## Task statement
Reproduce all of the records exactly.

[START OF Records shown]

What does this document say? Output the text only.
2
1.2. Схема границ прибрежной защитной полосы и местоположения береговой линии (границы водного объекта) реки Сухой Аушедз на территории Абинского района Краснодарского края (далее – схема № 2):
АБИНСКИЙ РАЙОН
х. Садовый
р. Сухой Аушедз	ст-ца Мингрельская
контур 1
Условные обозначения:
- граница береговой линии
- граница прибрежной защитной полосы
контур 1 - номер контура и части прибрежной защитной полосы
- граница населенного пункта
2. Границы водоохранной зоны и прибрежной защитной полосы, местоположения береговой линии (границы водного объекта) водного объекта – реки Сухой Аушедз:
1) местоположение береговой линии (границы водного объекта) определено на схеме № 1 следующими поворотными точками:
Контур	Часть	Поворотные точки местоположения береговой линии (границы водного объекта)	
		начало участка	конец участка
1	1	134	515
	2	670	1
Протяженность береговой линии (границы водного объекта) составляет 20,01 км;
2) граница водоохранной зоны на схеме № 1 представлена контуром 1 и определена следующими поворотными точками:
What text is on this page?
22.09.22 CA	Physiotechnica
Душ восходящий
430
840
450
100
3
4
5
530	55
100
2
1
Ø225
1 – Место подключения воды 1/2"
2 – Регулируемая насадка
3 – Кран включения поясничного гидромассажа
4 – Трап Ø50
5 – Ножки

[END OF Records shown]

## The reply
What does this document say? Output the text only.
2
1.2. Схема границ прибрежной защитной полосы и местоположения береговой линии (границы водного объекта) реки Сухой Аушедз на территории Абинского района Краснодарского края (далее – схема № 2):
АБИНСКИЙ РАЙОН
х. Садовый
р. Сухой Аушедз	ст-ца Мингрельская
контур 1
Условные обозначения:
- граница береговой линии
- граница прибрежной защитной полосы
контур 1 - номер контура и части прибрежной защитной полосы
- граница населенного пункта
2. Границы водоохранной зоны и прибрежной защитной полосы, местоположения береговой линии (границы водного объекта) водного объекта – реки Сухой Аушедз:
1) местоположение береговой линии (границы водного объекта) определено на схеме № 1 следующими поворотными точками:
Контур	Часть	Поворотные точки местоположения береговой линии (границы водного объекта)	
		начало участка	конец участка
1	1	134	515
	2	670	1
Протяженность береговой линии (границы водного объекта) составляет 20,01 км;
2) граница водоохранной зоны на схеме № 1 представлена контуром 1 и определена следующими поворотными точками:
What text is on this page?
22.09.22 CA	Physiotechnica
Душ восходящий
430
840
450
100
3
4
5
530	55
100
2
1
Ø225
1 – Место подключения воды 1/2"
2 – Регулируемая насадка
3 – Кран включения поясничного гидромассажа
4 – Трап Ø50
5 – Ножки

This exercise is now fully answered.